### SUPPLIED DATA
....................

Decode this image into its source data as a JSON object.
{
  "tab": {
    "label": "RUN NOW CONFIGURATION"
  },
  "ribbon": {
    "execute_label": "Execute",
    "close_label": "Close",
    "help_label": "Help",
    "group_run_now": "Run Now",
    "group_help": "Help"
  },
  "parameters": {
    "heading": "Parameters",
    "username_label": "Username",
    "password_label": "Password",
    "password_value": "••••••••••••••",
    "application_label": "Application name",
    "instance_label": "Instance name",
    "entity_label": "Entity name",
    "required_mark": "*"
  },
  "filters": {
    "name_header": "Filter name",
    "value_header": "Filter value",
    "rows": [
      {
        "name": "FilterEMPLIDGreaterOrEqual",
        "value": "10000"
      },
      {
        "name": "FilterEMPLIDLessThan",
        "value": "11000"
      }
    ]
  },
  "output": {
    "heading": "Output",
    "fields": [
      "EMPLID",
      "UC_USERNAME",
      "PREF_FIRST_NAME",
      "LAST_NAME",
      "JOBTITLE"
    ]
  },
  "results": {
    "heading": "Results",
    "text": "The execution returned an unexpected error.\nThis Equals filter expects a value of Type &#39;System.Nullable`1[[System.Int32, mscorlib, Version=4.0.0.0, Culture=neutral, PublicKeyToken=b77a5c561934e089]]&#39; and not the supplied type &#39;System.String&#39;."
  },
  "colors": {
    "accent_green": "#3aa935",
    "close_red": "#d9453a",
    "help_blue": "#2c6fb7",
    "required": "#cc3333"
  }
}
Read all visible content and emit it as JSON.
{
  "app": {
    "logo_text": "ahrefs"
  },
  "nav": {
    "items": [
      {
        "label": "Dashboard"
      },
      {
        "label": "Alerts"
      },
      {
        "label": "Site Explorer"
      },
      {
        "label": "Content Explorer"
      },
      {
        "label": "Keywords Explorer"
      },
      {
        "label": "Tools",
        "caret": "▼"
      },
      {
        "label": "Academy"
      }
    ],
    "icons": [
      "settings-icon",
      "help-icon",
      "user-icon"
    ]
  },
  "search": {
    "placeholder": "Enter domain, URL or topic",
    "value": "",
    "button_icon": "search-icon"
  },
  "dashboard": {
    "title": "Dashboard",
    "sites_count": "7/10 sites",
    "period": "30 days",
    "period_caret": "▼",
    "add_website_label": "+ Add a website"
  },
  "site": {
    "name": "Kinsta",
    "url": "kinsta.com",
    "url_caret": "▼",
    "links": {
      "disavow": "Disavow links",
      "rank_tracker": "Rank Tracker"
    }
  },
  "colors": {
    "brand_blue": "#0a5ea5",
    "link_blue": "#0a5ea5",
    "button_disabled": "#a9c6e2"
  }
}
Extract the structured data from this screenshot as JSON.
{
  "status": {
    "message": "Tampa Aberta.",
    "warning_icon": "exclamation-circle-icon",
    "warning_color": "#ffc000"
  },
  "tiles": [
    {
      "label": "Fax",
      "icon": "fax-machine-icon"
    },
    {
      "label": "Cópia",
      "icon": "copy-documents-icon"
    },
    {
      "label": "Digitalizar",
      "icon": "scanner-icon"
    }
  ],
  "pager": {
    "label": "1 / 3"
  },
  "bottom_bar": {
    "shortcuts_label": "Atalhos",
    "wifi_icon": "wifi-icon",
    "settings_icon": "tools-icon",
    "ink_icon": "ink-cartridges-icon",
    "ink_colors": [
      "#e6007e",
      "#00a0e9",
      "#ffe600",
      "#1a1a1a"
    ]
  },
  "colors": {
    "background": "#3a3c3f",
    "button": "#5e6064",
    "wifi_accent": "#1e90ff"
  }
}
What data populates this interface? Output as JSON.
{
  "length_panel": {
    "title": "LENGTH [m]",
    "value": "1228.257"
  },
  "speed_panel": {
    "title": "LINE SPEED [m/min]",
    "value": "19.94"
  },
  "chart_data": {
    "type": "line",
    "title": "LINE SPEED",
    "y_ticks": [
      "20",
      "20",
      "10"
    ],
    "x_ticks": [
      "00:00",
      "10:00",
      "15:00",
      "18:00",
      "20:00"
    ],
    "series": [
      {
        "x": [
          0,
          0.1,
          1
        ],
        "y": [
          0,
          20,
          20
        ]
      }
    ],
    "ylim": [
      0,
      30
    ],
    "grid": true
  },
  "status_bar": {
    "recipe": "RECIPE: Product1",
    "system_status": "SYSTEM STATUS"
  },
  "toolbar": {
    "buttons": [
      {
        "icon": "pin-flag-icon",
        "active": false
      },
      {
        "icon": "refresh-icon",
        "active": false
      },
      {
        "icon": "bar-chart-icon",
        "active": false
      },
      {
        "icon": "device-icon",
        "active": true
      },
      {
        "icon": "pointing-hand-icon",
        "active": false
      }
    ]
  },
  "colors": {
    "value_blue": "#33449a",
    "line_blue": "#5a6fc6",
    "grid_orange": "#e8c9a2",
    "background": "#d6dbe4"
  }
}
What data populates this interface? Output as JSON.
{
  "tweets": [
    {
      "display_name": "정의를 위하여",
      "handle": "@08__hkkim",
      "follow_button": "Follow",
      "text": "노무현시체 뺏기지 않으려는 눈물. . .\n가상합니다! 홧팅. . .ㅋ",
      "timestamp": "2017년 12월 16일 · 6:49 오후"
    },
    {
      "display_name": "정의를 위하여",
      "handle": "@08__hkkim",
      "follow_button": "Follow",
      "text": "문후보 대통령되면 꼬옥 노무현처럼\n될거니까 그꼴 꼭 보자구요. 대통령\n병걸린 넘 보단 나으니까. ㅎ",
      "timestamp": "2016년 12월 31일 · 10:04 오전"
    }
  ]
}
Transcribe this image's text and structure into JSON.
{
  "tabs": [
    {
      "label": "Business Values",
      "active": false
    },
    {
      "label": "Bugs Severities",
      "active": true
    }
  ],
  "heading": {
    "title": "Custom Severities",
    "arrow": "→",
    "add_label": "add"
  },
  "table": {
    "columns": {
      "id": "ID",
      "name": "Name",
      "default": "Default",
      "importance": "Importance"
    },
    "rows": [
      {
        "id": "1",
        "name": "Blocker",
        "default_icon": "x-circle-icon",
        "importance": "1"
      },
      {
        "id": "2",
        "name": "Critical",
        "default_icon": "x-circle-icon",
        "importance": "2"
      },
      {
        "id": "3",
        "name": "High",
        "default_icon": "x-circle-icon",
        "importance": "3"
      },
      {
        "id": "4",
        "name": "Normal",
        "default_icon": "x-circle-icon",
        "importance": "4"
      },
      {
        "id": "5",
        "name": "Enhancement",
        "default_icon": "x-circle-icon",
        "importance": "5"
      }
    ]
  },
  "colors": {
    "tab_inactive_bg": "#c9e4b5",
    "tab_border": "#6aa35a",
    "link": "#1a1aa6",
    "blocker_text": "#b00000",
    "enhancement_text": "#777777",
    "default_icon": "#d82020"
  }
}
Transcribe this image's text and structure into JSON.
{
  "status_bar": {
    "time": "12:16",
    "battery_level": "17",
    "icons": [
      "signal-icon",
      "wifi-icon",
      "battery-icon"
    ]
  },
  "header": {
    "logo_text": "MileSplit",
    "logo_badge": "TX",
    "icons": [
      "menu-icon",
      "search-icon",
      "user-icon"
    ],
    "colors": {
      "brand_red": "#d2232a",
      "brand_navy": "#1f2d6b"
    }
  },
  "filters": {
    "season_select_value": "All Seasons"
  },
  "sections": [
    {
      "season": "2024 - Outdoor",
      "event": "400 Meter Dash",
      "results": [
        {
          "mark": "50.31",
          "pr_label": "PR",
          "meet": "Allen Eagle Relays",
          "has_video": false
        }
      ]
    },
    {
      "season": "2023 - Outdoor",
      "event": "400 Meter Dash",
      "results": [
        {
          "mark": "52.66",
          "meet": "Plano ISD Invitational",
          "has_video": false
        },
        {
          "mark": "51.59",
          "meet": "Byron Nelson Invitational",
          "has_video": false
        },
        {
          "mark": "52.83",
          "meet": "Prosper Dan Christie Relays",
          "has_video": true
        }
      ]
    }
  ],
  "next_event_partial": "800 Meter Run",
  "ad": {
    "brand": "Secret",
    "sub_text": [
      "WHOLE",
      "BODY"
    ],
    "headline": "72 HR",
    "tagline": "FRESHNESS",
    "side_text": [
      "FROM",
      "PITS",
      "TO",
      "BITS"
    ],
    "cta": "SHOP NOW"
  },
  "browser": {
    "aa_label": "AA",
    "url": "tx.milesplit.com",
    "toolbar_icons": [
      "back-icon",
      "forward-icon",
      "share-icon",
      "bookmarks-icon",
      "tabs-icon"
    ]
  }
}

....................

### EXERCISE PROMPT
Some lines of the records may hold the word "heading". How many do? Answer with a number and nothing else.

### SOLUTION FOR THIS TASK
4